▶ **What you should do**
Omit the pictures, then write out every entry exactly as it reads.

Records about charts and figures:
>>>>

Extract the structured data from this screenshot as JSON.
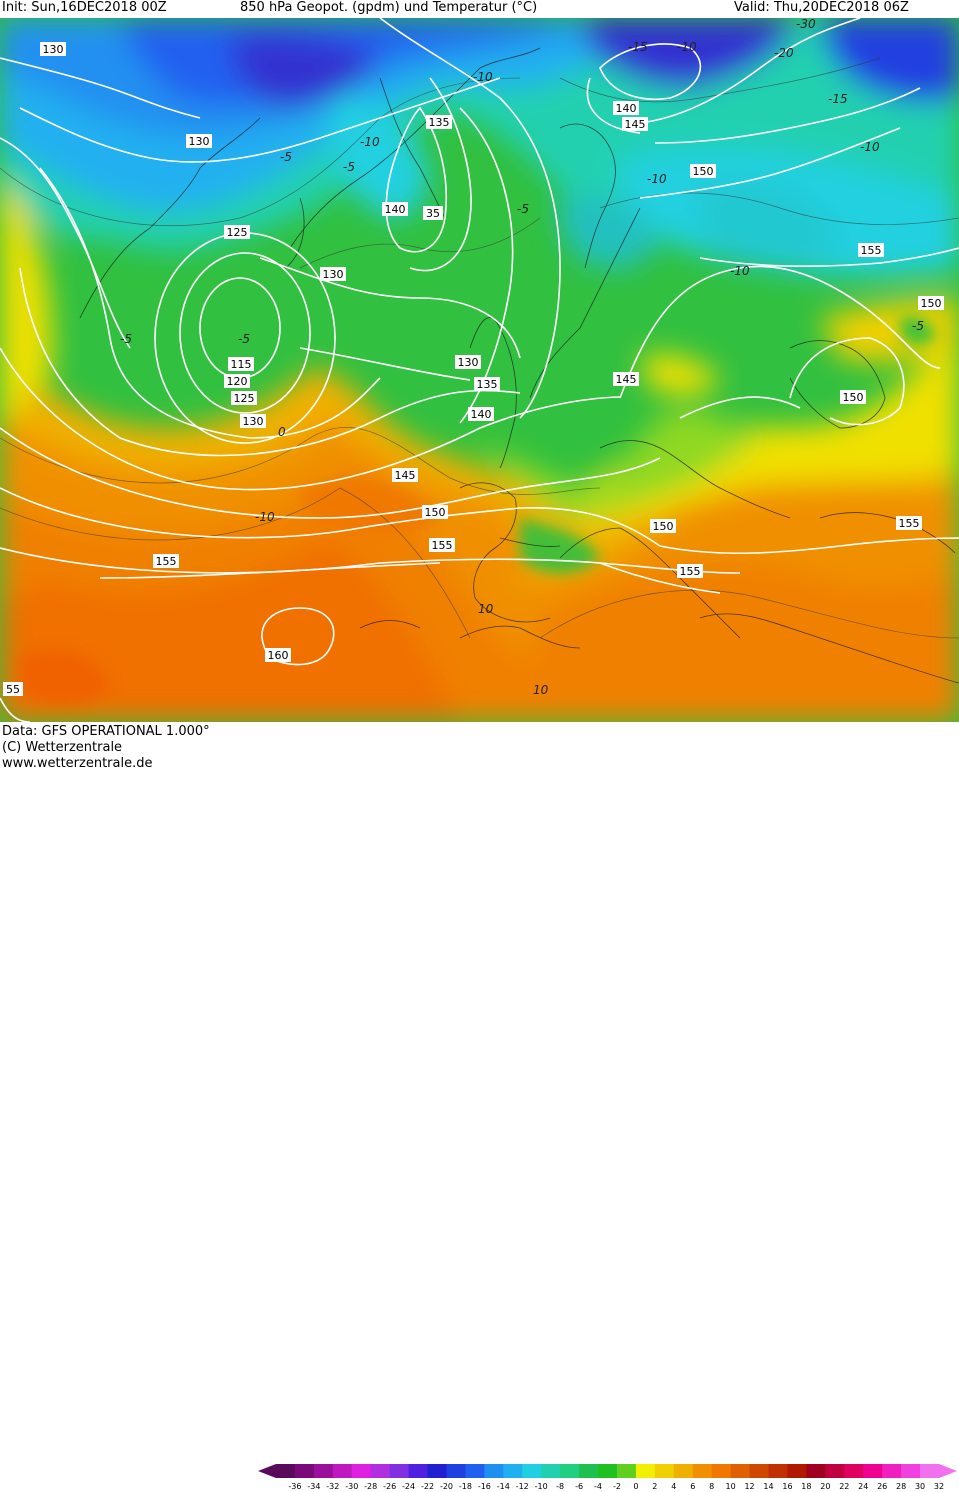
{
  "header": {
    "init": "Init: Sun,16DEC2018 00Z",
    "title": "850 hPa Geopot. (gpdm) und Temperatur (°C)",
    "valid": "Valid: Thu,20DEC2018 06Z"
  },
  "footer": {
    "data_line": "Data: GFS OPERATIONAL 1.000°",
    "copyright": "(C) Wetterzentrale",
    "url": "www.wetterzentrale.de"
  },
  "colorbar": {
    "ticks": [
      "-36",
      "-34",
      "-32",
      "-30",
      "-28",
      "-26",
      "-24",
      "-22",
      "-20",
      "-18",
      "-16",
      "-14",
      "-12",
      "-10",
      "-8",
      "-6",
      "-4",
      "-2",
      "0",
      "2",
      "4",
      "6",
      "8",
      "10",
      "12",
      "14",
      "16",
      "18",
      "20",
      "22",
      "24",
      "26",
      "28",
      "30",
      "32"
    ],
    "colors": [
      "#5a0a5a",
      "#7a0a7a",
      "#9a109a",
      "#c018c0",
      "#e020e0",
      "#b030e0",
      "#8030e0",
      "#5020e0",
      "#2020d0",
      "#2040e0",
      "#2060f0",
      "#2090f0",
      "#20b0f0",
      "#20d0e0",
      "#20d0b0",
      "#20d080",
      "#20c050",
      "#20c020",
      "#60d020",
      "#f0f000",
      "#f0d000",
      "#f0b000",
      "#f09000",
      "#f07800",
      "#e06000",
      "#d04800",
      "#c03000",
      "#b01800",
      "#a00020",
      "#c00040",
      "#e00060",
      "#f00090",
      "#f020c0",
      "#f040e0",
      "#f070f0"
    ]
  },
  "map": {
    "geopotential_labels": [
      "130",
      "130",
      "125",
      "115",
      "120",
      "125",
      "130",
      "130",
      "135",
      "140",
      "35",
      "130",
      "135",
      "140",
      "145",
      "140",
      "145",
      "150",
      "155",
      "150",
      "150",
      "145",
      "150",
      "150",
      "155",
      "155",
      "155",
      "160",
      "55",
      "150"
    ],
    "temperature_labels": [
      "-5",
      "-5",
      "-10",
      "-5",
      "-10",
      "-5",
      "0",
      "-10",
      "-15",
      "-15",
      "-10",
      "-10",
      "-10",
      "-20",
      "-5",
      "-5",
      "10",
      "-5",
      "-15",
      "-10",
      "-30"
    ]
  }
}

<<<<

▶ **Solution for this exercise**
Extract the structured data from this screenshot as JSON.
{
  "header": {
    "init": "Init: Sun,16DEC2018 00Z",
    "title": "850 hPa Geopot. (gpdm) und Temperatur (°C)",
    "valid": "Valid: Thu,20DEC2018 06Z"
  },
  "footer": {
    "data_line": "Data: GFS OPERATIONAL 1.000°",
    "copyright": "(C) Wetterzentrale",
    "url": "www.wetterzentrale.de"
  },
  "colorbar": {
    "ticks": [
      "-36",
      "-34",
      "-32",
      "-30",
      "-28",
      "-26",
      "-24",
      "-22",
      "-20",
      "-18",
      "-16",
      "-14",
      "-12",
      "-10",
      "-8",
      "-6",
      "-4",
      "-2",
      "0",
      "2",
      "4",
      "6",
      "8",
      "10",
      "12",
      "14",
      "16",
      "18",
      "20",
      "22",
      "24",
      "26",
      "28",
      "30",
      "32"
    ],
    "colors": [
      "#5a0a5a",
      "#7a0a7a",
      "#9a109a",
      "#c018c0",
      "#e020e0",
      "#b030e0",
      "#8030e0",
      "#5020e0",
      "#2020d0",
      "#2040e0",
      "#2060f0",
      "#2090f0",
      "#20b0f0",
      "#20d0e0",
      "#20d0b0",
      "#20d080",
      "#20c050",
      "#20c020",
      "#60d020",
      "#f0f000",
      "#f0d000",
      "#f0b000",
      "#f09000",
      "#f07800",
      "#e06000",
      "#d04800",
      "#c03000",
      "#b01800",
      "#a00020",
      "#c00040",
      "#e00060",
      "#f00090",
      "#f020c0",
      "#f040e0",
      "#f070f0"
    ]
  },
  "map": {
    "geopotential_labels": [
      "130",
      "130",
      "125",
      "115",
      "120",
      "125",
      "130",
      "130",
      "135",
      "140",
      "35",
      "130",
      "135",
      "140",
      "145",
      "140",
      "145",
      "150",
      "155",
      "150",
      "150",
      "145",
      "150",
      "150",
      "155",
      "155",
      "155",
      "160",
      "55",
      "150"
    ],
    "temperature_labels": [
      "-5",
      "-5",
      "-10",
      "-5",
      "-10",
      "-5",
      "0",
      "-10",
      "-15",
      "-15",
      "-10",
      "-10",
      "-10",
      "-20",
      "-5",
      "-5",
      "10",
      "-5",
      "-15",
      "-10",
      "-30"
    ]
  }
}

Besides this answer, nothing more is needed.